_PROMPT A:_ According to the passage on data privacy, which three pieces of information are enough to determine the identity of 87% of all Americans?
_PROMPT B:_ Carry on the passage on data privacy and linking attacks from where it stops.

_TEXT SEGMENT:_
-*-

The editor is late to the party. I refer you to the 2007 paper by A. Machanavajjhala, et al. (citation and link to paper below)

The identity of 87% of all Americans can be determined with just three pieces of information: zip code, birth date, gender.

here's the "money" quote from the paper:

"In fact, those three attributes were used to link Massachusetts voter registration records (which included the name, gender, zip code, and date of birth) to supposedly anonymized medical data from GIC1 (which included gender, zip code, date of birth and diagnosis).

This “linking attack” managed to uniquely identify the medical records of the governor of Massachusetts in the medical data "

You are not anonymous. Your privacy has already been lost, and you will not get it back. Welcome to the 21st century.

-*-

_THE DATA:_
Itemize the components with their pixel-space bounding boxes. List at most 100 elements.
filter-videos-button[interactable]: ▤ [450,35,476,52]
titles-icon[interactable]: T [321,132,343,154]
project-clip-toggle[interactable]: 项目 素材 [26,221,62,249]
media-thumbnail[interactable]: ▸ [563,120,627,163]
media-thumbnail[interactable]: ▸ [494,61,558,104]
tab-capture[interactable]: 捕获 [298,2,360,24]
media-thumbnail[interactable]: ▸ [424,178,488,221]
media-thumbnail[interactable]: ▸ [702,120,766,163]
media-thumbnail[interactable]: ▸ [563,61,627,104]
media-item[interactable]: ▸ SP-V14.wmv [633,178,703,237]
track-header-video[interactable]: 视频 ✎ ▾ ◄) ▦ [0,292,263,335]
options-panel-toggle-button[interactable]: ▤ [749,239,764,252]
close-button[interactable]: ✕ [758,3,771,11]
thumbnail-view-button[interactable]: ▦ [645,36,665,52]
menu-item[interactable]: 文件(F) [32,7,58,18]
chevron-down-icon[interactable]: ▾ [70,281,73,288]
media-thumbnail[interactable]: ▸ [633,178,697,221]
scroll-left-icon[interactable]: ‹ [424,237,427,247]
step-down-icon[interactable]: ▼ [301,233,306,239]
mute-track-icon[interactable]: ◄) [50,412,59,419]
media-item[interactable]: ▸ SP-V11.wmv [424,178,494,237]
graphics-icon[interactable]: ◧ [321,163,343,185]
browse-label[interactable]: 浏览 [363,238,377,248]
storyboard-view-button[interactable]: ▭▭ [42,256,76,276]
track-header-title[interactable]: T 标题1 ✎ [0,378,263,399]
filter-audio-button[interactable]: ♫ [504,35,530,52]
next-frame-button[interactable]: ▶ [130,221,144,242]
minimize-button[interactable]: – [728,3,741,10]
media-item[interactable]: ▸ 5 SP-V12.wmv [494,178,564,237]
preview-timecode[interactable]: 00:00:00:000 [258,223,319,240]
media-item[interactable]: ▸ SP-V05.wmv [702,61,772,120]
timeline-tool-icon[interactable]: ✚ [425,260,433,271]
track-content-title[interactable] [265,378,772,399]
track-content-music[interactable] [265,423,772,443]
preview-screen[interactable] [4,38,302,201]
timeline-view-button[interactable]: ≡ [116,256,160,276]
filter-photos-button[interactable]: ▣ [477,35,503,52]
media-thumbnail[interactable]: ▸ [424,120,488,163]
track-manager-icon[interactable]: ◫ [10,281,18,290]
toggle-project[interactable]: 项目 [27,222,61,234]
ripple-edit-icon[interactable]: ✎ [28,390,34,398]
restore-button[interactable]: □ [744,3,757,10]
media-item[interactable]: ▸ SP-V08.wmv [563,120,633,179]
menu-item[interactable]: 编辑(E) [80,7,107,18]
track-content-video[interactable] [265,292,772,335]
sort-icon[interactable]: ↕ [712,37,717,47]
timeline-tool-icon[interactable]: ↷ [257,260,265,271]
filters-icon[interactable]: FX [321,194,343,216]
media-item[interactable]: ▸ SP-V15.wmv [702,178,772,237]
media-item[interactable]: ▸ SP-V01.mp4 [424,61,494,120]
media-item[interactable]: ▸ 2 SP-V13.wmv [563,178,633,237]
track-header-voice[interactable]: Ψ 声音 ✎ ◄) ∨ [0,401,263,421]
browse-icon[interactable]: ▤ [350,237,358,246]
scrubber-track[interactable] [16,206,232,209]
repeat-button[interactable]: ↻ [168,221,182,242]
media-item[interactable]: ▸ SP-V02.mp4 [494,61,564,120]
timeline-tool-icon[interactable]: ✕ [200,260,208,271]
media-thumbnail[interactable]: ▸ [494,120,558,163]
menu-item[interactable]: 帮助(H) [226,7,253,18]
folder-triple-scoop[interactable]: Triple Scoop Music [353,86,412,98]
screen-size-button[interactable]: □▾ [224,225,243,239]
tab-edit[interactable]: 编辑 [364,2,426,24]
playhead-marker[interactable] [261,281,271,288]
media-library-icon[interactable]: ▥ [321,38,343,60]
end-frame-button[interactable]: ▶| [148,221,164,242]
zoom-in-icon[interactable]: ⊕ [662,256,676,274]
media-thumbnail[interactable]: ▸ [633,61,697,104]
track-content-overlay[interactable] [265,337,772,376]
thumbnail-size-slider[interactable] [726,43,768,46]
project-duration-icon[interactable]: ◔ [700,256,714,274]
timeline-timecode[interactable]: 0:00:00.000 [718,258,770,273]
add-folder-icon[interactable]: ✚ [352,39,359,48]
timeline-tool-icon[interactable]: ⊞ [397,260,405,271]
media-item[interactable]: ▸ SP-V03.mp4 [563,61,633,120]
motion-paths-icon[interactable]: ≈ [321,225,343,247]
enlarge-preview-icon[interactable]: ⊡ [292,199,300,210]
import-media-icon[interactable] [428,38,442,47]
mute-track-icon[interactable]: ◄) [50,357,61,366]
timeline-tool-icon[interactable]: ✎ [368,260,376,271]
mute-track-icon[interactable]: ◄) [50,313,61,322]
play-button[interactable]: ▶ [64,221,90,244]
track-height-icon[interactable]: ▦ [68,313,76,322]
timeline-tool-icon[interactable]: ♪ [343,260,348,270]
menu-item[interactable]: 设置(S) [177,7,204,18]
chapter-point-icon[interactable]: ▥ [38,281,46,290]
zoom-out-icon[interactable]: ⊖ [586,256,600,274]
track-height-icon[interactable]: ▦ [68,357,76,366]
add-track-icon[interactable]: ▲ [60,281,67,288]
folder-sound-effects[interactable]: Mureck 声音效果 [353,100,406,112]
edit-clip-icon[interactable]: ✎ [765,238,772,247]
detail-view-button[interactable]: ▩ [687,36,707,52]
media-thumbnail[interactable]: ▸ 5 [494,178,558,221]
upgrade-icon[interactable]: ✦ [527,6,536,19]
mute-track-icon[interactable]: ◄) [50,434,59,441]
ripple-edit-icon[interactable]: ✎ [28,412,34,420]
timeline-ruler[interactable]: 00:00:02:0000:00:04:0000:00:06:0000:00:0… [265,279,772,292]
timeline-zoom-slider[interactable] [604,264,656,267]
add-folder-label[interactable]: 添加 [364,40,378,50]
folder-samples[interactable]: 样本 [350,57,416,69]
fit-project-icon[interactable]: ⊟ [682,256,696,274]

-*-

_EXERCISE ANSWER A:_ Zip code, birth date, and gender.

_EXERCISE ANSWER B:_
l-diversity: Privacy beyond k-anonymity A Machanavajjhala, D Kifer, J Gehrke, M … - 2007 available at:

Stuart Evans 8 years, 9 months ago

you won't be concerned about your shopping lists until you buy something that you don't want people to know about. just wait until you health insurance has to be run through a government agency, and they want to compare the items you buy with the coverage you're receiving. someday, they'll tell you that you can't buy any more double stuff oreos because you are currently enrolled in a weight reduction program. or they might ask why you need 3 boxes of Sudafed. or they might not ask at all and just come arrest you for suspicion of manufacturing meth.

yes it seems a bit Orwellian, but the technology is already in place. all we need is an administration hellbent on keeping us safe from ourselves and the desire to create a lot more government agencies. good thing that will never happen...

denak 8 years, 9 months ago

Our privacy was surrender years ago. How do you think businesses and telemarketers get your information? They get them from lists. Even if you put your name on a "no-call" list or you sign a form at your bank, grocery store, etc saying that you do not want your information shared, guess what, that doesn't apply to companies owned by the parent company. All that means is that the company won't share information with competing companies. They will loan, rent, and share information with subsidiaries.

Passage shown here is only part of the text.